--- Records provided ---
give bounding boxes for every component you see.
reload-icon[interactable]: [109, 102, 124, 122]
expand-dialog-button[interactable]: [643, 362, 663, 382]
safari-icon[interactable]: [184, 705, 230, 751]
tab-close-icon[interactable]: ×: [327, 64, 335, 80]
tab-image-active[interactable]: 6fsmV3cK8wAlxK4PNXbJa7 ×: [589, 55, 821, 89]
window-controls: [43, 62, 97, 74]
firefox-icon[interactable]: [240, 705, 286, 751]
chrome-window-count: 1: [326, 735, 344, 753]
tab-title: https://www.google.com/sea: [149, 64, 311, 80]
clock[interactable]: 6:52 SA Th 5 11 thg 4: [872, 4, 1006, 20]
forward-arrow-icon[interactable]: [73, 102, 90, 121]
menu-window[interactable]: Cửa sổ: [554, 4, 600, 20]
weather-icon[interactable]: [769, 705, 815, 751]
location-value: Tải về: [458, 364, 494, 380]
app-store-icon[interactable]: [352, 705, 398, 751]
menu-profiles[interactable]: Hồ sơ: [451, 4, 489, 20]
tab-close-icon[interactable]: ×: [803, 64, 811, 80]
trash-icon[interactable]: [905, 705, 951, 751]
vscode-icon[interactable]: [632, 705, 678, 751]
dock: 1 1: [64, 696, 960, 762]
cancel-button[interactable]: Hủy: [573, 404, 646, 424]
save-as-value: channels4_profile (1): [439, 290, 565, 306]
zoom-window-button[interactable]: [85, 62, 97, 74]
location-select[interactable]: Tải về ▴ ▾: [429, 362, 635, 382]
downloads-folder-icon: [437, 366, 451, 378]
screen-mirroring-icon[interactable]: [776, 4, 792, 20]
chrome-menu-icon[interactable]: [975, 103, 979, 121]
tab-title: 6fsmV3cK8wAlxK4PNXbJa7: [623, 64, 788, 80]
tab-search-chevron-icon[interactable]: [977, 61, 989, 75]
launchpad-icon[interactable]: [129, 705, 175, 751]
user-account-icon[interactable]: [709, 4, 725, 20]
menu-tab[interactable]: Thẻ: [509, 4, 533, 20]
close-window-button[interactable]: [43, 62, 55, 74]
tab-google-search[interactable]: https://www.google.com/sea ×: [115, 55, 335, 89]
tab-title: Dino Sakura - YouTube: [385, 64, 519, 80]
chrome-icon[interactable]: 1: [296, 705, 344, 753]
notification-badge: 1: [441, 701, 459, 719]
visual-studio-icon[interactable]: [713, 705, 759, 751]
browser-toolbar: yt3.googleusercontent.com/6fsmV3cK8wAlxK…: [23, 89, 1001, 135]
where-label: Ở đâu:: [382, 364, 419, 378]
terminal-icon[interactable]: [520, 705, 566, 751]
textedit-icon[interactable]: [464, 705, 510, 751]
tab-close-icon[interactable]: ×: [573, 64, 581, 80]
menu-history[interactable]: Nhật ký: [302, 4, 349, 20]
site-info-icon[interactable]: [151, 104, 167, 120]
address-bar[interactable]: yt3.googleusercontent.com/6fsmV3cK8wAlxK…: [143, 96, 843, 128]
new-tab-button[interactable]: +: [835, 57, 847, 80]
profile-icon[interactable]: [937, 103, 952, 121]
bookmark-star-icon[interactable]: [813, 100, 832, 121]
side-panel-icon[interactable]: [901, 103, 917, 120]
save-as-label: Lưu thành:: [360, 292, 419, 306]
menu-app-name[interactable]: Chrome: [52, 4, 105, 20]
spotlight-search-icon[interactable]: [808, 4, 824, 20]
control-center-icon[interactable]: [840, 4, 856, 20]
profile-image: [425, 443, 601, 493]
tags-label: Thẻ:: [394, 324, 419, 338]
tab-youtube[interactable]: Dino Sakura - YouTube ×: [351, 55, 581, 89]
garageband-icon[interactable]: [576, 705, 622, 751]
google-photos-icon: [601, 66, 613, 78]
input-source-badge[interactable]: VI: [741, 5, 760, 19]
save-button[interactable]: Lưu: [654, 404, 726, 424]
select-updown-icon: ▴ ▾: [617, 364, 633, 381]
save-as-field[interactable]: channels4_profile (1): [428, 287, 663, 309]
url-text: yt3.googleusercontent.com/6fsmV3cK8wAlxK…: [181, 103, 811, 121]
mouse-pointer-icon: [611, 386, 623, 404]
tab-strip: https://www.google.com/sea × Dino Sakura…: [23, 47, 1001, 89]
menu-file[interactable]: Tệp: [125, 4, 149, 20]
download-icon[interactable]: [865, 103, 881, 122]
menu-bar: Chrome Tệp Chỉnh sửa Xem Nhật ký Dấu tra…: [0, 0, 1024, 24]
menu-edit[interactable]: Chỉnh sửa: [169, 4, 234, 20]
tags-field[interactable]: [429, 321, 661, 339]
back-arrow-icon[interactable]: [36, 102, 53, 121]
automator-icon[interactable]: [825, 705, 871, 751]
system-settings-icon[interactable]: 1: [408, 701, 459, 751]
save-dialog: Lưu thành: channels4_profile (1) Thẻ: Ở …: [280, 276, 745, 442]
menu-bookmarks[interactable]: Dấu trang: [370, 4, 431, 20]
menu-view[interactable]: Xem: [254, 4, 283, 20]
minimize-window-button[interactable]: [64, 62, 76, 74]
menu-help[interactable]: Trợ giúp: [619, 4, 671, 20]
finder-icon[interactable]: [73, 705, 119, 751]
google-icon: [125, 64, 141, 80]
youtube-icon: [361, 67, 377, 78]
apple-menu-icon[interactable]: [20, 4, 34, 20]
---
Present these lines as a numbered list, dropping any blank lines.

1. give bounding boxes for every component you see.
2. reload-icon[interactable]: [109, 102, 124, 122]
3. expand-dialog-button[interactable]: [643, 362, 663, 382]
4. safari-icon[interactable]: [184, 705, 230, 751]
5. tab-close-icon[interactable]: ×: [327, 64, 335, 80]
6. tab-image-active[interactable]: 6fsmV3cK8wAlxK4PNXbJa7 ×: [589, 55, 821, 89]
7. window-controls: [43, 62, 97, 74]
8. firefox-icon[interactable]: [240, 705, 286, 751]
9. chrome-window-count: 1: [326, 735, 344, 753]
10. tab-title: https://www.google.com/sea: [149, 64, 311, 80]
11. clock[interactable]: 6:52 SA Th 5 11 thg 4: [872, 4, 1006, 20]
12. forward-arrow-icon[interactable]: [73, 102, 90, 121]
13. menu-window[interactable]: Cửa sổ: [554, 4, 600, 20]
14. weather-icon[interactable]: [769, 705, 815, 751]
15. location-value: Tải về: [458, 364, 494, 380]
16. app-store-icon[interactable]: [352, 705, 398, 751]
17. menu-profiles[interactable]: Hồ sơ: [451, 4, 489, 20]
18. tab-close-icon[interactable]: ×: [803, 64, 811, 80]
19. trash-icon[interactable]: [905, 705, 951, 751]
20. vscode-icon[interactable]: [632, 705, 678, 751]
21. dock: 1 1: [64, 696, 960, 762]
22. cancel-button[interactable]: Hủy: [573, 404, 646, 424]
23. save-as-value: channels4_profile (1): [439, 290, 565, 306]
24. zoom-window-button[interactable]: [85, 62, 97, 74]
25. location-select[interactable]: Tải về ▴ ▾: [429, 362, 635, 382]
26. downloads-folder-icon: [437, 366, 451, 378]
27. screen-mirroring-icon[interactable]: [776, 4, 792, 20]
28. chrome-menu-icon[interactable]: [975, 103, 979, 121]
29. tab-title: 6fsmV3cK8wAlxK4PNXbJa7: [623, 64, 788, 80]
30. tab-search-chevron-icon[interactable]: [977, 61, 989, 75]
31. launchpad-icon[interactable]: [129, 705, 175, 751]
32. user-account-icon[interactable]: [709, 4, 725, 20]
33. menu-tab[interactable]: Thẻ: [509, 4, 533, 20]
34. close-window-button[interactable]: [43, 62, 55, 74]
35. tab-google-search[interactable]: https://www.google.com/sea ×: [115, 55, 335, 89]
36. tab-title: Dino Sakura - YouTube: [385, 64, 519, 80]
37. chrome-icon[interactable]: 1: [296, 705, 344, 753]
38. notification-badge: 1: [441, 701, 459, 719]
39. visual-studio-icon[interactable]: [713, 705, 759, 751]
40. browser-toolbar: yt3.googleusercontent.com/6fsmV3cK8wAlxK…: [23, 89, 1001, 135]
41. where-label: Ở đâu:: [382, 364, 419, 378]
42. terminal-icon[interactable]: [520, 705, 566, 751]
43. textedit-icon[interactable]: [464, 705, 510, 751]
44. tab-close-icon[interactable]: ×: [573, 64, 581, 80]
45. menu-history[interactable]: Nhật ký: [302, 4, 349, 20]
46. site-info-icon[interactable]: [151, 104, 167, 120]
47. address-bar[interactable]: yt3.googleusercontent.com/6fsmV3cK8wAlxK…: [143, 96, 843, 128]
48. new-tab-button[interactable]: +: [835, 57, 847, 80]
49. profile-icon[interactable]: [937, 103, 952, 121]
50. bookmark-star-icon[interactable]: [813, 100, 832, 121]
51. side-panel-icon[interactable]: [901, 103, 917, 120]
52. save-as-label: Lưu thành:: [360, 292, 419, 306]
53. menu-app-name[interactable]: Chrome: [52, 4, 105, 20]
54. spotlight-search-icon[interactable]: [808, 4, 824, 20]
55. control-center-icon[interactable]: [840, 4, 856, 20]
56. profile-image: [425, 443, 601, 493]
57. tags-label: Thẻ:: [394, 324, 419, 338]
58. tab-youtube[interactable]: Dino Sakura - YouTube ×: [351, 55, 581, 89]
59. garageband-icon[interactable]: [576, 705, 622, 751]
60. google-photos-icon: [601, 66, 613, 78]
61. input-source-badge[interactable]: VI: [741, 5, 760, 19]
62. save-button[interactable]: Lưu: [654, 404, 726, 424]
63. select-updown-icon: ▴ ▾: [617, 364, 633, 381]
64. save-as-field[interactable]: channels4_profile (1): [428, 287, 663, 309]
65. url-text: yt3.googleusercontent.com/6fsmV3cK8wAlxK…: [181, 103, 811, 121]
66. mouse-pointer-icon: [611, 386, 623, 404]
67. tab-strip: https://www.google.com/sea × Dino Sakura…: [23, 47, 1001, 89]
68. menu-file[interactable]: Tệp: [125, 4, 149, 20]
69. download-icon[interactable]: [865, 103, 881, 122]
70. menu-bar: Chrome Tệp Chỉnh sửa Xem Nhật ký Dấu tra…: [0, 0, 1024, 24]
71. menu-edit[interactable]: Chỉnh sửa: [169, 4, 234, 20]
72. tags-field[interactable]: [429, 321, 661, 339]
73. back-arrow-icon[interactable]: [36, 102, 53, 121]
74. automator-icon[interactable]: [825, 705, 871, 751]
75. system-settings-icon[interactable]: 1: [408, 701, 459, 751]
76. save-dialog: Lưu thành: channels4_profile (1) Thẻ: Ở …: [280, 276, 745, 442]
77. menu-bookmarks[interactable]: Dấu trang: [370, 4, 431, 20]
78. menu-view[interactable]: Xem: [254, 4, 283, 20]
79. minimize-window-button[interactable]: [64, 62, 76, 74]
80. menu-help[interactable]: Trợ giúp: [619, 4, 671, 20]
81. finder-icon[interactable]: [73, 705, 119, 751]
82. google-icon: [125, 64, 141, 80]
83. youtube-icon: [361, 67, 377, 78]
84. apple-menu-icon[interactable]: [20, 4, 34, 20]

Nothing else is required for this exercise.